[Your goal] Tally the lines that hold the word "search" and reply with that figure only.

Collected data entries:
---------------

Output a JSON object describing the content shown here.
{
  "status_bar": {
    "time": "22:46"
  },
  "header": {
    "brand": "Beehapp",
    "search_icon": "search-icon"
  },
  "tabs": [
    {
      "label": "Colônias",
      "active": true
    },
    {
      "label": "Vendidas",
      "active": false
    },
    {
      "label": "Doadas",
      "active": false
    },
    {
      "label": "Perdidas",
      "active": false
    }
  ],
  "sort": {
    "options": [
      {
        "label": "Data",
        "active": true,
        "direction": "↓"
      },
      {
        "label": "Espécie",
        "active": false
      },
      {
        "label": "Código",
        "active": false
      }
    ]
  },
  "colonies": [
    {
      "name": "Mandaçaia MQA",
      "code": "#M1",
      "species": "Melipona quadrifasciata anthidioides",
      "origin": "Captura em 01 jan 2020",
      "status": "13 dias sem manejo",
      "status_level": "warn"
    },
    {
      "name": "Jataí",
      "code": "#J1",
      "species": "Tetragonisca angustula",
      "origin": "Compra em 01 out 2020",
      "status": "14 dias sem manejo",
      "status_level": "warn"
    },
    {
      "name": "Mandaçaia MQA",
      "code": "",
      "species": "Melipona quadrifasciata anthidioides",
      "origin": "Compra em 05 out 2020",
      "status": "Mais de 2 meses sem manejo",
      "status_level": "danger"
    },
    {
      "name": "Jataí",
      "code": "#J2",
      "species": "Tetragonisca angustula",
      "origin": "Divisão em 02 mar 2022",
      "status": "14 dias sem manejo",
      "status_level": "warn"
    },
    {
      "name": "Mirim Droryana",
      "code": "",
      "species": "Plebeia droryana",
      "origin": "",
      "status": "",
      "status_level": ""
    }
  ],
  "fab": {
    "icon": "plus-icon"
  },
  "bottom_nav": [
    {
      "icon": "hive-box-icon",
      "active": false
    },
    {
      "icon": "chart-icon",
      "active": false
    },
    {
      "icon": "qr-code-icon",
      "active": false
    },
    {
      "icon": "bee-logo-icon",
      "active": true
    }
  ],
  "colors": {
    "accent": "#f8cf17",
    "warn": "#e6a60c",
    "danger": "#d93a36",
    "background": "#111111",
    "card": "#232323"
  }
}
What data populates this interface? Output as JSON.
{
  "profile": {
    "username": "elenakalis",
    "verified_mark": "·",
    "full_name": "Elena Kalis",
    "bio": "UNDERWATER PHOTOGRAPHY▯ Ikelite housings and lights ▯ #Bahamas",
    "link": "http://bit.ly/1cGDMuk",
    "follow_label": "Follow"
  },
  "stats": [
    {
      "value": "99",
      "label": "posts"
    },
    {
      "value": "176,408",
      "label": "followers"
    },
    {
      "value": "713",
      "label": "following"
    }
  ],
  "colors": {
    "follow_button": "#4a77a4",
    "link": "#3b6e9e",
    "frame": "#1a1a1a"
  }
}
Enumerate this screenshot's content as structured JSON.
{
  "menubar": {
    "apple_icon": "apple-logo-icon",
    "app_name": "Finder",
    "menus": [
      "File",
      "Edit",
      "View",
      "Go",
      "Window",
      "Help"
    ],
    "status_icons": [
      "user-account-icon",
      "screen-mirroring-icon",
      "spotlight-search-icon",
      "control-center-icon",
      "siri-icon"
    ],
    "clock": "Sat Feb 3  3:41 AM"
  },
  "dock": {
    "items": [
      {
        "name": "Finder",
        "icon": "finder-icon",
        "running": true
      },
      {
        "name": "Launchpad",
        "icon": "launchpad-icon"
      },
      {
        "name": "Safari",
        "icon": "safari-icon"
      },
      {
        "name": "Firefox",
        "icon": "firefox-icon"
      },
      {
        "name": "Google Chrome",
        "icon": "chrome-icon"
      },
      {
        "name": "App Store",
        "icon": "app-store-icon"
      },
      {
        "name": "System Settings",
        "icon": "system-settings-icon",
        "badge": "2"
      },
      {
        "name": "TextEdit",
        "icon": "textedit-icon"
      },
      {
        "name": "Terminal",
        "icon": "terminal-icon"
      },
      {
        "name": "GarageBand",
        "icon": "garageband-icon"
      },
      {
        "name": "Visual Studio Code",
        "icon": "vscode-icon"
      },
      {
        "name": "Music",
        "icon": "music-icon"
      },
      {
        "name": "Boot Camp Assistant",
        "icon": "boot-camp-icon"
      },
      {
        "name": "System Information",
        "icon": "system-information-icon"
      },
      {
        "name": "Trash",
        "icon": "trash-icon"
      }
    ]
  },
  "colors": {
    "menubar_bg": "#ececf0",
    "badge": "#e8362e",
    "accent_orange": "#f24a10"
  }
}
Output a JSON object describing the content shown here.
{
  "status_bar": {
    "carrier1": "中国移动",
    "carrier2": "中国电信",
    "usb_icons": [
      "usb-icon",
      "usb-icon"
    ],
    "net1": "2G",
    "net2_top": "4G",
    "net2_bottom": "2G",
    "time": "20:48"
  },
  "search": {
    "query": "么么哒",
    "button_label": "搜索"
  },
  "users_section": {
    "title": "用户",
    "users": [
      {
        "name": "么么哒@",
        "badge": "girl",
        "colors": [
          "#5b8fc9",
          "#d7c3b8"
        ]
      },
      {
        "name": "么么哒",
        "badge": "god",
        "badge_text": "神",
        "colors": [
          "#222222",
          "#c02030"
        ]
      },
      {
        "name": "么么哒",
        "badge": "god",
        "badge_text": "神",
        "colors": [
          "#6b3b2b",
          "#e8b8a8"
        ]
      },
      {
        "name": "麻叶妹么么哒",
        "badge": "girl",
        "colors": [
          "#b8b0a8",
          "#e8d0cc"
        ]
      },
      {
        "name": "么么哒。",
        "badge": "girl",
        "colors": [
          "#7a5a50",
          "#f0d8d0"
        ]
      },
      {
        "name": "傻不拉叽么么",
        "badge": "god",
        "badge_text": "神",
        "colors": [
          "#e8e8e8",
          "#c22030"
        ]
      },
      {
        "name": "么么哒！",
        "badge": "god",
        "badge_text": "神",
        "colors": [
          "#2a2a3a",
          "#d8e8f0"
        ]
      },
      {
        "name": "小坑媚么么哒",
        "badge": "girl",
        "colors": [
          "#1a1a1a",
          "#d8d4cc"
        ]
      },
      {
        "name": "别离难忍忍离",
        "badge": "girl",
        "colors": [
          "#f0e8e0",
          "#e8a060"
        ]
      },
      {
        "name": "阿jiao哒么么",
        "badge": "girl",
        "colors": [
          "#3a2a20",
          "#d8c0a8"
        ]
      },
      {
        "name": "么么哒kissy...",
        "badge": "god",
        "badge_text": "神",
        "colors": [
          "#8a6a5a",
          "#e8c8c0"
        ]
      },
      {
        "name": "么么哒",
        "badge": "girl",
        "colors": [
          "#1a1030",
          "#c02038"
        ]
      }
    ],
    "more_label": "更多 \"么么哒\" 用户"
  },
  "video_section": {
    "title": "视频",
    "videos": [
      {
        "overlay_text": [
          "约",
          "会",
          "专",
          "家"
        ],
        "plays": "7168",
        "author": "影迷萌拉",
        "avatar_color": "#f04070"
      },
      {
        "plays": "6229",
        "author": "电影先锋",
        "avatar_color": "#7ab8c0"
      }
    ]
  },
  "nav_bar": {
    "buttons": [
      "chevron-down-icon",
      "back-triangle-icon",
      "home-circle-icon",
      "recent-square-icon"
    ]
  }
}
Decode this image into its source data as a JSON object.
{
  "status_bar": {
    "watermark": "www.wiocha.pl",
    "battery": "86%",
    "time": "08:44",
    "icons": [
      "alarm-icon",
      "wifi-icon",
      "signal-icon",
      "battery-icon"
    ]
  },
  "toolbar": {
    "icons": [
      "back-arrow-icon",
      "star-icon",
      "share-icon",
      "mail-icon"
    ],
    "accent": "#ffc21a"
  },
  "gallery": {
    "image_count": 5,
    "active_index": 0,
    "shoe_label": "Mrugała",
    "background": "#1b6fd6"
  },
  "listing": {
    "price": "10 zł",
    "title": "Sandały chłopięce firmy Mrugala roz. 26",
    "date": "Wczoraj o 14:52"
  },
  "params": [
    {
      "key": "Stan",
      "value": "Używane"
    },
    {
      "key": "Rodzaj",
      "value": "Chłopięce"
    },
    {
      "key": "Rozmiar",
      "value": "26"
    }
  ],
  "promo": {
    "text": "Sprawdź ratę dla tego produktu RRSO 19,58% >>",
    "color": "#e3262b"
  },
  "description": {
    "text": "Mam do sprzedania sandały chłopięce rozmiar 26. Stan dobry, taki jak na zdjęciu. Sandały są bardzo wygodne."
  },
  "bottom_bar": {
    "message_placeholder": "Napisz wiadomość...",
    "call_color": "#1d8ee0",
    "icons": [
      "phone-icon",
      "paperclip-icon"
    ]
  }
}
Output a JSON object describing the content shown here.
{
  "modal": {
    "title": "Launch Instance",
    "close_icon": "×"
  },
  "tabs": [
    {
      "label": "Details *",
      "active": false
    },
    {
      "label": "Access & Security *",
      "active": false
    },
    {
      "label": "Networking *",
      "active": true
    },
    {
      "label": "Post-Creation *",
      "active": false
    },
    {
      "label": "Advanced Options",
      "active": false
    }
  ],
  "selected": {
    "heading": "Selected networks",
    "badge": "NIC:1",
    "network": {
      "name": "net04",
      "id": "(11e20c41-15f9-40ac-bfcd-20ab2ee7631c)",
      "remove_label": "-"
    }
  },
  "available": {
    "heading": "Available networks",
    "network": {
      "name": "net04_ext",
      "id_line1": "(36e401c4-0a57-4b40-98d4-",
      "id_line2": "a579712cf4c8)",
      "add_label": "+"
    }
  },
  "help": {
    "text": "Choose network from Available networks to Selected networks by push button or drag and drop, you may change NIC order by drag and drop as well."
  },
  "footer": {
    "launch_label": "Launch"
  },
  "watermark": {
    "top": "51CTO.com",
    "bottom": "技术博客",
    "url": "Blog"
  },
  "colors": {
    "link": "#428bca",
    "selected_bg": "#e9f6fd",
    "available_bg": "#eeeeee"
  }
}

---------------

[Problem solution] 3